▶ **THE PROBLEM**
Set down, in full, every record in the block.
***** DATA SUPPLIED
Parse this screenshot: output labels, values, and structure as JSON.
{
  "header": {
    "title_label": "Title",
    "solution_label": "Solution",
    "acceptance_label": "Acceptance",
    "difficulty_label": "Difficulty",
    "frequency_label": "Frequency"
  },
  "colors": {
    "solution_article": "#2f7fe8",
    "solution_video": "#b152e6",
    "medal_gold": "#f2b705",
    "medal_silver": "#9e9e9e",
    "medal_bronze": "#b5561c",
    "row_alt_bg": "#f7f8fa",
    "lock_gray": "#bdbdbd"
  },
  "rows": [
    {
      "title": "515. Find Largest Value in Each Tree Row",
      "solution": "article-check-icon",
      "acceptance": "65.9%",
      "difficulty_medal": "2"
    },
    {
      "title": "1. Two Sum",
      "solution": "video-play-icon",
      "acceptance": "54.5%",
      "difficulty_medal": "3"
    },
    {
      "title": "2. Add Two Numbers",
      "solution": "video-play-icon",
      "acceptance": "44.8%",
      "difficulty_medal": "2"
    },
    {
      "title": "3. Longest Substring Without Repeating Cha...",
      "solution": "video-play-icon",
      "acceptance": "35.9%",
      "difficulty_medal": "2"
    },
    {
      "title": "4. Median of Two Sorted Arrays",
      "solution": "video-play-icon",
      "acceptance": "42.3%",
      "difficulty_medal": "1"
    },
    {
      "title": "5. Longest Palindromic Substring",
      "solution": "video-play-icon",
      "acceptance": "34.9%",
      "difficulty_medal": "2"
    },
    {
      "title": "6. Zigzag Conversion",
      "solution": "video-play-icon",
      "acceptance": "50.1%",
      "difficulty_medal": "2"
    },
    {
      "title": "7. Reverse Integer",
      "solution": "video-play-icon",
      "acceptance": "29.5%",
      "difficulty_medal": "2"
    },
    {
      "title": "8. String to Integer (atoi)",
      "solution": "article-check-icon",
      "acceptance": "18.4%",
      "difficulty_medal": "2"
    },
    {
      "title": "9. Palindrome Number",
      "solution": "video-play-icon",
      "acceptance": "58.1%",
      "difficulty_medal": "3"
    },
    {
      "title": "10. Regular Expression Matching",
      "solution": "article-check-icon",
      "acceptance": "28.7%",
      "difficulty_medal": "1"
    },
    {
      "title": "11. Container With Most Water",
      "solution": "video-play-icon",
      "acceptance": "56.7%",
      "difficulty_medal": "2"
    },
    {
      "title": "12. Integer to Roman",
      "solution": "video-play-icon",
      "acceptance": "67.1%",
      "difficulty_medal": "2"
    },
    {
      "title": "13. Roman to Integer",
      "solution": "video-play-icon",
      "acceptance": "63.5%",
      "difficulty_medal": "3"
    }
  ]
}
**********
▶ **SOLVED EXERCISE**
Parse this screenshot: output labels, values, and structure as JSON.
{
  "header": {
    "title_label": "Title",
    "solution_label": "Solution",
    "acceptance_label": "Acceptance",
    "difficulty_label": "Difficulty",
    "frequency_label": "Frequency"
  },
  "colors": {
    "solution_article": "#2f7fe8",
    "solution_video": "#b152e6",
    "medal_gold": "#f2b705",
    "medal_silver": "#9e9e9e",
    "medal_bronze": "#b5561c",
    "row_alt_bg": "#f7f8fa",
    "lock_gray": "#bdbdbd"
  },
  "rows": [
    {
      "title": "515. Find Largest Value in Each Tree Row",
      "solution": "article-check-icon",
      "acceptance": "65.9%",
      "difficulty_medal": "2"
    },
    {
      "title": "1. Two Sum",
      "solution": "video-play-icon",
      "acceptance": "54.5%",
      "difficulty_medal": "3"
    },
    {
      "title": "2. Add Two Numbers",
      "solution": "video-play-icon",
      "acceptance": "44.8%",
      "difficulty_medal": "2"
    },
    {
      "title": "3. Longest Substring Without Repeating Cha...",
      "solution": "video-play-icon",
      "acceptance": "35.9%",
      "difficulty_medal": "2"
    },
    {
      "title": "4. Median of Two Sorted Arrays",
      "solution": "video-play-icon",
      "acceptance": "42.3%",
      "difficulty_medal": "1"
    },
    {
      "title": "5. Longest Palindromic Substring",
      "solution": "video-play-icon",
      "acceptance": "34.9%",
      "difficulty_medal": "2"
    },
    {
      "title": "6. Zigzag Conversion",
      "solution": "video-play-icon",
      "acceptance": "50.1%",
      "difficulty_medal": "2"
    },
    {
      "title": "7. Reverse Integer",
      "solution": "video-play-icon",
      "acceptance": "29.5%",
      "difficulty_medal": "2"
    },
    {
      "title": "8. String to Integer (atoi)",
      "solution": "article-check-icon",
      "acceptance": "18.4%",
      "difficulty_medal": "2"
    },
    {
      "title": "9. Palindrome Number",
      "solution": "video-play-icon",
      "acceptance": "58.1%",
      "difficulty_medal": "3"
    },
    {
      "title": "10. Regular Expression Matching",
      "solution": "article-check-icon",
      "acceptance": "28.7%",
      "difficulty_medal": "1"
    },
    {
      "title": "11. Container With Most Water",
      "solution": "video-play-icon",
      "acceptance": "56.7%",
      "difficulty_medal": "2"
    },
    {
      "title": "12. Integer to Roman",
      "solution": "video-play-icon",
      "acceptance": "67.1%",
      "difficulty_medal": "2"
    },
    {
      "title": "13. Roman to Integer",
      "solution": "video-play-icon",
      "acceptance": "63.5%",
      "difficulty_medal": "3"
    }
  ]
}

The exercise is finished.